> Raw data

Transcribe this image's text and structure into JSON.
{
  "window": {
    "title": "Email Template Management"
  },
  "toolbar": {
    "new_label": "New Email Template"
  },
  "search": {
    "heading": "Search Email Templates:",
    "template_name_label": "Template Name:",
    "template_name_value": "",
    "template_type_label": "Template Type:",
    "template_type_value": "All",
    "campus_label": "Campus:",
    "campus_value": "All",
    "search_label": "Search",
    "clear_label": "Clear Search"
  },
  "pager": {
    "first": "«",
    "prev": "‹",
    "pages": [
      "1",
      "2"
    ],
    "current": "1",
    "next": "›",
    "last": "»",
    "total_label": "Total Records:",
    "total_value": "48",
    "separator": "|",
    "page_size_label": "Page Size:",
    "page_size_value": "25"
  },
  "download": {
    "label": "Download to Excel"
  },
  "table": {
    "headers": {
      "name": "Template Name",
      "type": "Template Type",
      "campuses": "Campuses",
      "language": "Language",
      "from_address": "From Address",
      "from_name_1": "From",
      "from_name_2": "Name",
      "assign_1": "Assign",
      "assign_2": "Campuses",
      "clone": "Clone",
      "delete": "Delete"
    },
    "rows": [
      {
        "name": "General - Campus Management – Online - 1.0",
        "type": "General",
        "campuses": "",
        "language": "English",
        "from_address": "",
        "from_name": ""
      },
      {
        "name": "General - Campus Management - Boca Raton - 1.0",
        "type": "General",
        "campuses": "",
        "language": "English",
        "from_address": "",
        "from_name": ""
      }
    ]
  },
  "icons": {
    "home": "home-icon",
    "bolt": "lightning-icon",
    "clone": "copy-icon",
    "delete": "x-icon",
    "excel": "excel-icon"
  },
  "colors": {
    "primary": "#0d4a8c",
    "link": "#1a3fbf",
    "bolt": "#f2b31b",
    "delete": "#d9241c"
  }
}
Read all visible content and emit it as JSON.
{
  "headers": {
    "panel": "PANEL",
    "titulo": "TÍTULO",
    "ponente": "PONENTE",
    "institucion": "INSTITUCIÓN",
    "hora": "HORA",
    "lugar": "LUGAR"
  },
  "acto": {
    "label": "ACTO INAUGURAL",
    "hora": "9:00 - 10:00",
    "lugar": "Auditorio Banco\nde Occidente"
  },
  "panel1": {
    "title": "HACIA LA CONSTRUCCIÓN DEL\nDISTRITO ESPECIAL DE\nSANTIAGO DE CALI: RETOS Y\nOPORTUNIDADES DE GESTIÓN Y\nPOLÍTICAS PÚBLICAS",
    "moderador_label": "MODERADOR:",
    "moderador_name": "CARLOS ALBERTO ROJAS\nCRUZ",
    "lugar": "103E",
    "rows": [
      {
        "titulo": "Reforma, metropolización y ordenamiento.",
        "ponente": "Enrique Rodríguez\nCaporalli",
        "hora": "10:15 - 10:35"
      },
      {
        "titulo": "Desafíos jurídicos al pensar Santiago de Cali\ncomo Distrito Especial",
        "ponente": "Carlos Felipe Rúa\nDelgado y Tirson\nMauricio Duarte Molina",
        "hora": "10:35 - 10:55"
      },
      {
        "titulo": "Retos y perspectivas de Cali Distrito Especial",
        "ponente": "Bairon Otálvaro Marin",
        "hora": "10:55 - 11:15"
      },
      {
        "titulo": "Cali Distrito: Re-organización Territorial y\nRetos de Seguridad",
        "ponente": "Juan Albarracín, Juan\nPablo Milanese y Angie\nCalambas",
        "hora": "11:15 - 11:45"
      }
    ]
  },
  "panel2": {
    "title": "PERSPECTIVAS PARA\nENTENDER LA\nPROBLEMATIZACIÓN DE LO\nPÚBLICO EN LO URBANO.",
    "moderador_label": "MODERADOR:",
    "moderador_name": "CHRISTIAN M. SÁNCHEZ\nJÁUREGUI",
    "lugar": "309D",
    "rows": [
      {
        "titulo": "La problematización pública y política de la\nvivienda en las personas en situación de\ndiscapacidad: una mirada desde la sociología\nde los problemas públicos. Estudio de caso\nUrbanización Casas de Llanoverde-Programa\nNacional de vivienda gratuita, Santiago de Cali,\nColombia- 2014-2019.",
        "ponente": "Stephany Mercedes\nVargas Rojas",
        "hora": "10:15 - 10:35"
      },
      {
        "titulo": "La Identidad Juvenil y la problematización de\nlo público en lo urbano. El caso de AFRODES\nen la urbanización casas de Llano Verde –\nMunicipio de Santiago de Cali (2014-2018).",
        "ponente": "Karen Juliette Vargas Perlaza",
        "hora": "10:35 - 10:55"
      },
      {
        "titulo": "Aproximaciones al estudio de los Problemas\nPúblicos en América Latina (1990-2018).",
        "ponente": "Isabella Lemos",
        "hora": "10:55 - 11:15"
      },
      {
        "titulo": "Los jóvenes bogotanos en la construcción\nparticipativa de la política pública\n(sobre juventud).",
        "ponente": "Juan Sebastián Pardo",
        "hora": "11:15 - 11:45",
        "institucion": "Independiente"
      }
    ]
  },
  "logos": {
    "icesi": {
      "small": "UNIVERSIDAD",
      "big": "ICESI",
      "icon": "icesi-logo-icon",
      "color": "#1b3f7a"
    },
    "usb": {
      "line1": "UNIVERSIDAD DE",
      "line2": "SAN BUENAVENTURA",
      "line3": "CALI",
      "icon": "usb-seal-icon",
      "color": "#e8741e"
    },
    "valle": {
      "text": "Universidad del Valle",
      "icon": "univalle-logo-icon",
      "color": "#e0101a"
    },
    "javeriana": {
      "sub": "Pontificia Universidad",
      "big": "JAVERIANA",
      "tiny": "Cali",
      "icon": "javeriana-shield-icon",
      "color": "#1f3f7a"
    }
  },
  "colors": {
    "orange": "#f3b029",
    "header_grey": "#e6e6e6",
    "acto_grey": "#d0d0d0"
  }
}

> Problem requirements
Transcribe all lines as written.

> Task result
Transcribe this image's text and structure into JSON.
{
  "window": {
    "title": "Email Template Management"
  },
  "toolbar": {
    "new_label": "New Email Template"
  },
  "search": {
    "heading": "Search Email Templates:",
    "template_name_label": "Template Name:",
    "template_name_value": "",
    "template_type_label": "Template Type:",
    "template_type_value": "All",
    "campus_label": "Campus:",
    "campus_value": "All",
    "search_label": "Search",
    "clear_label": "Clear Search"
  },
  "pager": {
    "first": "«",
    "prev": "‹",
    "pages": [
      "1",
      "2"
    ],
    "current": "1",
    "next": "›",
    "last": "»",
    "total_label": "Total Records:",
    "total_value": "48",
    "separator": "|",
    "page_size_label": "Page Size:",
    "page_size_value": "25"
  },
  "download": {
    "label": "Download to Excel"
  },
  "table": {
    "headers": {
      "name": "Template Name",
      "type": "Template Type",
      "campuses": "Campuses",
      "language": "Language",
      "from_address": "From Address",
      "from_name_1": "From",
      "from_name_2": "Name",
      "assign_1": "Assign",
      "assign_2": "Campuses",
      "clone": "Clone",
      "delete": "Delete"
    },
    "rows": [
      {
        "name": "General - Campus Management – Online - 1.0",
        "type": "General",
        "campuses": "",
        "language": "English",
        "from_address": "",
        "from_name": ""
      },
      {
        "name": "General - Campus Management - Boca Raton - 1.0",
        "type": "General",
        "campuses": "",
        "language": "English",
        "from_address": "",
        "from_name": ""
      }
    ]
  },
  "icons": {
    "home": "home-icon",
    "bolt": "lightning-icon",
    "clone": "copy-icon",
    "delete": "x-icon",
    "excel": "excel-icon"
  },
  "colors": {
    "primary": "#0d4a8c",
    "link": "#1a3fbf",
    "bolt": "#f2b31b",
    "delete": "#d9241c"
  }
}
Read all visible content and emit it as JSON.
{
  "headers": {
    "panel": "PANEL",
    "titulo": "TÍTULO",
    "ponente": "PONENTE",
    "institucion": "INSTITUCIÓN",
    "hora": "HORA",
    "lugar": "LUGAR"
  },
  "acto": {
    "label": "ACTO INAUGURAL",
    "hora": "9:00 - 10:00",
    "lugar": "Auditorio Banco\nde Occidente"
  },
  "panel1": {
    "title": "HACIA LA CONSTRUCCIÓN DEL\nDISTRITO ESPECIAL DE\nSANTIAGO DE CALI: RETOS Y\nOPORTUNIDADES DE GESTIÓN Y\nPOLÍTICAS PÚBLICAS",
    "moderador_label": "MODERADOR:",
    "moderador_name": "CARLOS ALBERTO ROJAS\nCRUZ",
    "lugar": "103E",
    "rows": [
      {
        "titulo": "Reforma, metropolización y ordenamiento.",
        "ponente": "Enrique Rodríguez\nCaporalli",
        "hora": "10:15 - 10:35"
      },
      {
        "titulo": "Desafíos jurídicos al pensar Santiago de Cali\ncomo Distrito Especial",
        "ponente": "Carlos Felipe Rúa\nDelgado y Tirson\nMauricio Duarte Molina",
        "hora": "10:35 - 10:55"
      },
      {
        "titulo": "Retos y perspectivas de Cali Distrito Especial",
        "ponente": "Bairon Otálvaro Marin",
        "hora": "10:55 - 11:15"
      },
      {
        "titulo": "Cali Distrito: Re-organización Territorial y\nRetos de Seguridad",
        "ponente": "Juan Albarracín, Juan\nPablo Milanese y Angie\nCalambas",
        "hora": "11:15 - 11:45"
      }
    ]
  },
  "panel2": {
    "title": "PERSPECTIVAS PARA\nENTENDER LA\nPROBLEMATIZACIÓN DE LO\nPÚBLICO EN LO URBANO.",
    "moderador_label": "MODERADOR:",
    "moderador_name": "CHRISTIAN M. SÁNCHEZ\nJÁUREGUI",
    "lugar": "309D",
    "rows": [
      {
        "titulo": "La problematización pública y política de la\nvivienda en las personas en situación de\ndiscapacidad: una mirada desde la sociología\nde los problemas públicos. Estudio de caso\nUrbanización Casas de Llanoverde-Programa\nNacional de vivienda gratuita, Santiago de Cali,\nColombia- 2014-2019.",
        "ponente": "Stephany Mercedes\nVargas Rojas",
        "hora": "10:15 - 10:35"
      },
      {
        "titulo": "La Identidad Juvenil y la problematización de\nlo público en lo urbano. El caso de AFRODES\nen la urbanización casas de Llano Verde –\nMunicipio de Santiago de Cali (2014-2018).",
        "ponente": "Karen Juliette Vargas Perlaza",
        "hora": "10:35 - 10:55"
      },
      {
        "titulo": "Aproximaciones al estudio de los Problemas\nPúblicos en América Latina (1990-2018).",
        "ponente": "Isabella Lemos",
        "hora": "10:55 - 11:15"
      },
      {
        "titulo": "Los jóvenes bogotanos en la construcción\nparticipativa de la política pública\n(sobre juventud).",
        "ponente": "Juan Sebastián Pardo",
        "hora": "11:15 - 11:45",
        "institucion": "Independiente"
      }
    ]
  },
  "logos": {
    "icesi": {
      "small": "UNIVERSIDAD",
      "big": "ICESI",
      "icon": "icesi-logo-icon",
      "color": "#1b3f7a"
    },
    "usb": {
      "line1": "UNIVERSIDAD DE",
      "line2": "SAN BUENAVENTURA",
      "line3": "CALI",
      "icon": "usb-seal-icon",
      "color": "#e8741e"
    },
    "valle": {
      "text": "Universidad del Valle",
      "icon": "univalle-logo-icon",
      "color": "#e0101a"
    },
    "javeriana": {
      "sub": "Pontificia Universidad",
      "big": "JAVERIANA",
      "tiny": "Cali",
      "icon": "javeriana-shield-icon",
      "color": "#1f3f7a"
    }
  },
  "colors": {
    "orange": "#f3b029",
    "header_grey": "#e6e6e6",
    "acto_grey": "#d0d0d0"
  }
}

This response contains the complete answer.